Exercise:
The full set of entries below, restated word for word and stripped of images, is the expected result.

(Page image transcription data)
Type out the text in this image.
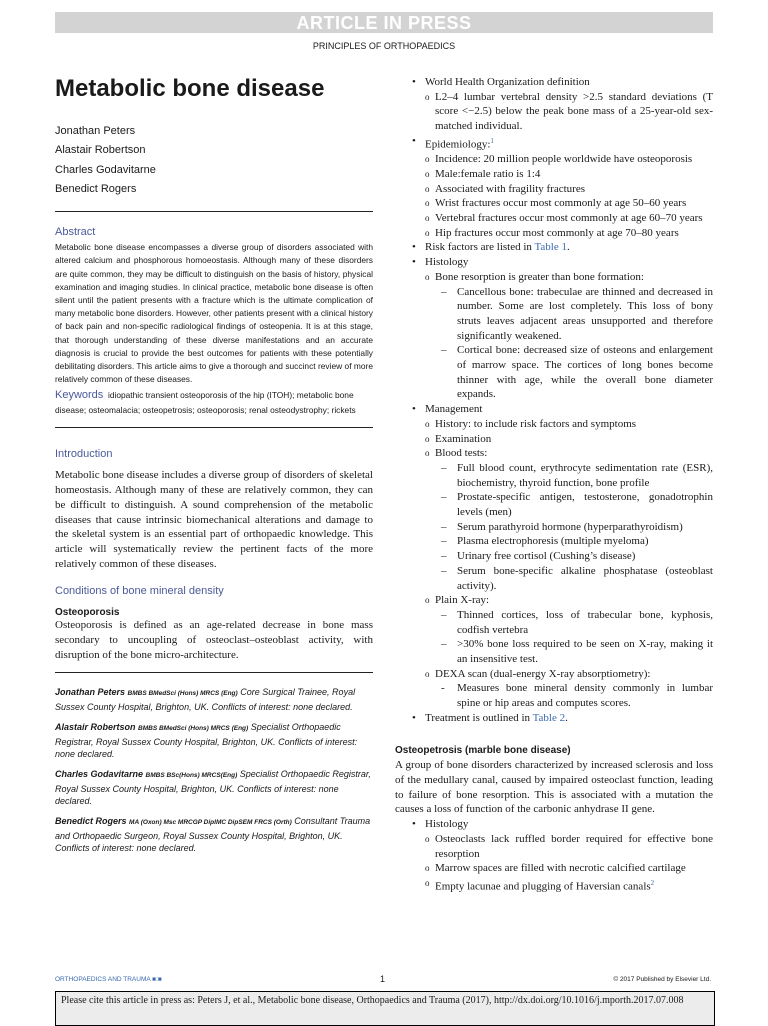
ARTICLE IN PRESS
PRINCIPLES OF ORTHOPAEDICS
Metabolic bone disease
Jonathan Peters
Alastair Robertson
Charles Godavitarne
Benedict Rogers

Abstract

Metabolic bone disease encompasses a diverse group of disorders associated with altered calcium and phosphorous homoeostasis. Although many of these disorders are quite common, they may be difficult to distinguish on the basis of history, physical examination and imaging studies. In clinical practice, metabolic bone disease is often silent until the patient presents with a fracture which is the ultimate complication of many metabolic bone disorders. However, other patients present with a clinical history of back pain and non-specific radiological findings of osteopenia. It is at this stage, that thorough understanding of these diverse manifestations and an accurate diagnosis is crucial to provide the best outcomes for patients with these potentially debilitating disorders. This article aims to give a thorough and succinct review of more relatively common of these diseases.

Keywords idiopathic transient osteoporosis of the hip (ITOH); metabolic bone disease; osteomalacia; osteopetrosis; osteoporosis; renal osteodystrophy; rickets

Introduction

Metabolic bone disease includes a diverse group of disorders of skeletal homeostasis. Although many of these are relatively common, they can be difficult to distinguish. A sound comprehension of the metabolic diseases that cause intrinsic biomechanical alterations and damage to the skeletal system is an essential part of orthopaedic knowledge. This article will systematically review the pertinent facts of the more relatively common of these diseases.

Conditions of bone mineral density

Osteoporosis

Osteoporosis is defined as an age-related decrease in bone mass secondary to uncoupling of osteoclast–osteoblast activity, with disruption of the bone micro-architecture.

Jonathan Peters BMBS BMedSci (Hons) MRCS (Eng) Core Surgical Trainee, Royal Sussex County Hospital, Brighton, UK. Conflicts of interest: none declared.

Alastair Robertson BMBS BMedSci (Hons) MRCS (Eng) Specialist Orthopaedic Registrar, Royal Sussex County Hospital, Brighton, UK. Conflicts of interest: none declared.

Charles Godavitarne BMBS BSc(Hons) MRCS(Eng) Specialist Orthopaedic Registrar, Royal Sussex County Hospital, Brighton, UK. Conflicts of interest: none declared.

Benedict Rogers MA (Oxon) Msc MRCGP DipIMC DipSEM FRCS (Orth) Consultant Trauma and Orthopaedic Surgeon, Royal Sussex County Hospital, Brighton, UK. Conflicts of interest: none declared.

• World Health Organization definition
o L2–4 lumbar vertebral density >2.5 standard deviations (T score <−2.5) below the peak bone mass of a 25-year-old sex-matched individual.
• Epidemiology:$^1$
o Incidence: 20 million people worldwide have osteoporosis
o Male:female ratio is 1:4
o Associated with fragility fractures
o Wrist fractures occur most commonly at age 50–60 years
o Vertebral fractures occur most commonly at age 60–70 years
o Hip fractures occur most commonly at age 70–80 years
• Risk factors are listed in Table 1.
• Histology
o Bone resorption is greater than bone formation:
– Cancellous bone: trabeculae are thinned and decreased in number. Some are lost completely. This loss of bony struts leaves adjacent areas unsupported and therefore significantly weakened.
– Cortical bone: decreased size of osteons and enlargement of marrow space. The cortices of long bones become thinner with age, while the overall bone diameter expands.
• Management
o History: to include risk factors and symptoms
o Examination
o Blood tests:
– Full blood count, erythrocyte sedimentation rate (ESR), biochemistry, thyroid function, bone profile
– Prostate-specific antigen, testosterone, gonadotrophin levels (men)
– Serum parathyroid hormone (hyperparathyroidism)
– Plasma electrophoresis (multiple myeloma)
– Urinary free cortisol (Cushing’s disease)
– Serum bone-specific alkaline phosphatase (osteoblast activity).
o Plain X-ray:
– Thinned cortices, loss of trabecular bone, kyphosis, codfish vertebra
– >30% bone loss required to be seen on X-ray, making it an insensitive test.
o DEXA scan (dual-energy X-ray absorptiometry):
- Measures bone mineral density commonly in lumbar spine or hip areas and computes scores.
• Treatment is outlined in Table 2.

Osteopetrosis (marble bone disease)

A group of bone disorders characterized by increased sclerosis and loss of the medullary canal, caused by impaired osteoclast function, leading to failure of bone resorption. This is associated with a mutation the causes a loss of function of the carbonic anhydrase II gene.

• Histology
o Osteoclasts lack ruffled border required for effective bone resorption
o Marrow spaces are filled with necrotic calcified cartilage
o Empty lacunae and plugging of Haversian canals$^2$
ORTHOPAEDICS AND TRAUMA ■:■	1	© 2017 Published by Elsevier Ltd.
Please cite this article in press as: Peters J, et al., Metabolic bone disease, Orthopaedics and Trauma (2017), http://dx.doi.org/10.1016/j.mporth.2017.07.008
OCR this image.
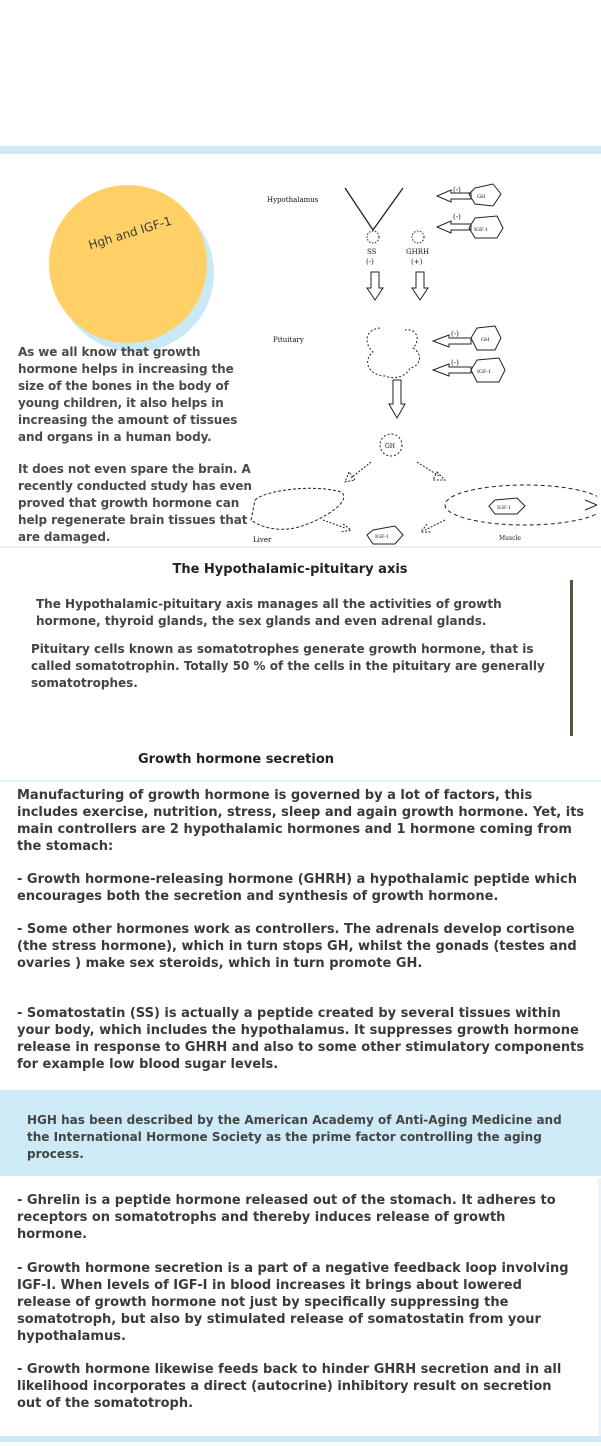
Hgh and IGF-1
As we all know that growth hormone helps in increasing the size of the bones in the body of young children, it also helps in increasing the amount of tissues and organs in a human body.
It does not even spare the brain. A recently conducted study has even proved that growth hormone can help regenerate brain tissues that are damaged.
Hypothalamus
Pituitary
SS
(-)
GHRH
(+)
GH
(-)
GH
(-)
IGF-1
(-)
GH
(-)
IGF-1
Liver	Muscle
IGF-1
IGF-1
The Hypothalamic-pituitary axis
The Hypothalamic-pituitary axis manages all the activities of growth hormone, thyroid glands, the sex glands and even adrenal glands.
Pituitary cells known as somatotrophes generate growth hormone, that is called somatotrophin. Totally 50 % of the cells in the pituitary are generally somatotrophes.
Growth hormone secretion
Manufacturing of growth hormone is governed by a lot of factors, this includes exercise, nutrition, stress, sleep and again growth hormone. Yet, its main controllers are 2 hypothalamic hormones and 1 hormone coming from the stomach:
- Growth hormone-releasing hormone (GHRH) a hypothalamic peptide which encourages both the secretion and synthesis of growth hormone.
- Some other hormones work as controllers. The adrenals develop cortisone (the stress hormone), which in turn stops GH, whilst the gonads (testes and ovaries ) make sex steroids, which in turn promote GH.
- Somatostatin (SS) is actually a peptide created by several tissues within your body, which includes the hypothalamus. It suppresses growth hormone release in response to GHRH and also to some other stimulatory components for example low blood sugar levels.
HGH has been described by the American Academy of Anti-Aging Medicine and the International Hormone Society as the prime factor controlling the aging process.
- Ghrelin is a peptide hormone released out of the stomach. It adheres to receptors on somatotrophs and thereby induces release of growth hormone.
- Growth hormone secretion is a part of a negative feedback loop involving IGF-I. When levels of IGF-I in blood increases it brings about lowered release of growth hormone not just by specifically suppressing the somatotroph, but also by stimulated release of somatostatin from your hypothalamus.
- Growth hormone likewise feeds back to hinder GHRH secretion and in all likelihood incorporates a direct (autocrine) inhibitory result on secretion out of the somatotroph.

Answer to the exercise:
Type out the text in this image.
ARTICLE IN PRESS
PRINCIPLES OF ORTHOPAEDICS
Metabolic bone disease
Jonathan Peters
Alastair Robertson
Charles Godavitarne
Benedict Rogers

Abstract

Metabolic bone disease encompasses a diverse group of disorders associated with altered calcium and phosphorous homoeostasis. Although many of these disorders are quite common, they may be difficult to distinguish on the basis of history, physical examination and imaging studies. In clinical practice, metabolic bone disease is often silent until the patient presents with a fracture which is the ultimate complication of many metabolic bone disorders. However, other patients present with a clinical history of back pain and non-specific radiological findings of osteopenia. It is at this stage, that thorough understanding of these diverse manifestations and an accurate diagnosis is crucial to provide the best outcomes for patients with these potentially debilitating disorders. This article aims to give a thorough and succinct review of more relatively common of these diseases.

Keywords idiopathic transient osteoporosis of the hip (ITOH); metabolic bone disease; osteomalacia; osteopetrosis; osteoporosis; renal osteodystrophy; rickets

Introduction

Metabolic bone disease includes a diverse group of disorders of skeletal homeostasis. Although many of these are relatively common, they can be difficult to distinguish. A sound comprehension of the metabolic diseases that cause intrinsic biomechanical alterations and damage to the skeletal system is an essential part of orthopaedic knowledge. This article will systematically review the pertinent facts of the more relatively common of these diseases.

Conditions of bone mineral density

Osteoporosis

Osteoporosis is defined as an age-related decrease in bone mass secondary to uncoupling of osteoclast–osteoblast activity, with disruption of the bone micro-architecture.

Jonathan Peters BMBS BMedSci (Hons) MRCS (Eng) Core Surgical Trainee, Royal Sussex County Hospital, Brighton, UK. Conflicts of interest: none declared.

Alastair Robertson BMBS BMedSci (Hons) MRCS (Eng) Specialist Orthopaedic Registrar, Royal Sussex County Hospital, Brighton, UK. Conflicts of interest: none declared.

Charles Godavitarne BMBS BSc(Hons) MRCS(Eng) Specialist Orthopaedic Registrar, Royal Sussex County Hospital, Brighton, UK. Conflicts of interest: none declared.

Benedict Rogers MA (Oxon) Msc MRCGP DipIMC DipSEM FRCS (Orth) Consultant Trauma and Orthopaedic Surgeon, Royal Sussex County Hospital, Brighton, UK. Conflicts of interest: none declared.

• World Health Organization definition
o L2–4 lumbar vertebral density >2.5 standard deviations (T score <−2.5) below the peak bone mass of a 25-year-old sex-matched individual.
• Epidemiology:$^1$
o Incidence: 20 million people worldwide have osteoporosis
o Male:female ratio is 1:4
o Associated with fragility fractures
o Wrist fractures occur most commonly at age 50–60 years
o Vertebral fractures occur most commonly at age 60–70 years
o Hip fractures occur most commonly at age 70–80 years
• Risk factors are listed in Table 1.
• Histology
o Bone resorption is greater than bone formation:
– Cancellous bone: trabeculae are thinned and decreased in number. Some are lost completely. This loss of bony struts leaves adjacent areas unsupported and therefore significantly weakened.
– Cortical bone: decreased size of osteons and enlargement of marrow space. The cortices of long bones become thinner with age, while the overall bone diameter expands.
• Management
o History: to include risk factors and symptoms
o Examination
o Blood tests:
– Full blood count, erythrocyte sedimentation rate (ESR), biochemistry, thyroid function, bone profile
– Prostate-specific antigen, testosterone, gonadotrophin levels (men)
– Serum parathyroid hormone (hyperparathyroidism)
– Plasma electrophoresis (multiple myeloma)
– Urinary free cortisol (Cushing’s disease)
– Serum bone-specific alkaline phosphatase (osteoblast activity).
o Plain X-ray:
– Thinned cortices, loss of trabecular bone, kyphosis, codfish vertebra
– >30% bone loss required to be seen on X-ray, making it an insensitive test.
o DEXA scan (dual-energy X-ray absorptiometry):
- Measures bone mineral density commonly in lumbar spine or hip areas and computes scores.
• Treatment is outlined in Table 2.

Osteopetrosis (marble bone disease)

A group of bone disorders characterized by increased sclerosis and loss of the medullary canal, caused by impaired osteoclast function, leading to failure of bone resorption. This is associated with a mutation the causes a loss of function of the carbonic anhydrase II gene.

• Histology
o Osteoclasts lack ruffled border required for effective bone resorption
o Marrow spaces are filled with necrotic calcified cartilage
o Empty lacunae and plugging of Haversian canals$^2$
ORTHOPAEDICS AND TRAUMA ■:■	1	© 2017 Published by Elsevier Ltd.
Please cite this article in press as: Peters J, et al., Metabolic bone disease, Orthopaedics and Trauma (2017), http://dx.doi.org/10.1016/j.mporth.2017.07.008
OCR this image.
Hgh and IGF-1
As we all know that growth hormone helps in increasing the size of the bones in the body of young children, it also helps in increasing the amount of tissues and organs in a human body.
It does not even spare the brain. A recently conducted study has even proved that growth hormone can help regenerate brain tissues that are damaged.
Hypothalamus
Pituitary
SS
(-)
GHRH
(+)
GH
(-)
GH
(-)
IGF-1
(-)
GH
(-)
IGF-1
Liver	Muscle
IGF-1
IGF-1
The Hypothalamic-pituitary axis
The Hypothalamic-pituitary axis manages all the activities of growth hormone, thyroid glands, the sex glands and even adrenal glands.
Pituitary cells known as somatotrophes generate growth hormone, that is called somatotrophin. Totally 50 % of the cells in the pituitary are generally somatotrophes.
Growth hormone secretion
Manufacturing of growth hormone is governed by a lot of factors, this includes exercise, nutrition, stress, sleep and again growth hormone. Yet, its main controllers are 2 hypothalamic hormones and 1 hormone coming from the stomach:
- Growth hormone-releasing hormone (GHRH) a hypothalamic peptide which encourages both the secretion and synthesis of growth hormone.
- Some other hormones work as controllers. The adrenals develop cortisone (the stress hormone), which in turn stops GH, whilst the gonads (testes and ovaries ) make sex steroids, which in turn promote GH.
- Somatostatin (SS) is actually a peptide created by several tissues within your body, which includes the hypothalamus. It suppresses growth hormone release in response to GHRH and also to some other stimulatory components for example low blood sugar levels.
HGH has been described by the American Academy of Anti-Aging Medicine and the International Hormone Society as the prime factor controlling the aging process.
- Ghrelin is a peptide hormone released out of the stomach. It adheres to receptors on somatotrophs and thereby induces release of growth hormone.
- Growth hormone secretion is a part of a negative feedback loop involving IGF-I. When levels of IGF-I in blood increases it brings about lowered release of growth hormone not just by specifically suppressing the somatotroph, but also by stimulated release of somatostatin from your hypothalamus.
- Growth hormone likewise feeds back to hinder GHRH secretion and in all likelihood incorporates a direct (autocrine) inhibitory result on secretion out of the somatotroph.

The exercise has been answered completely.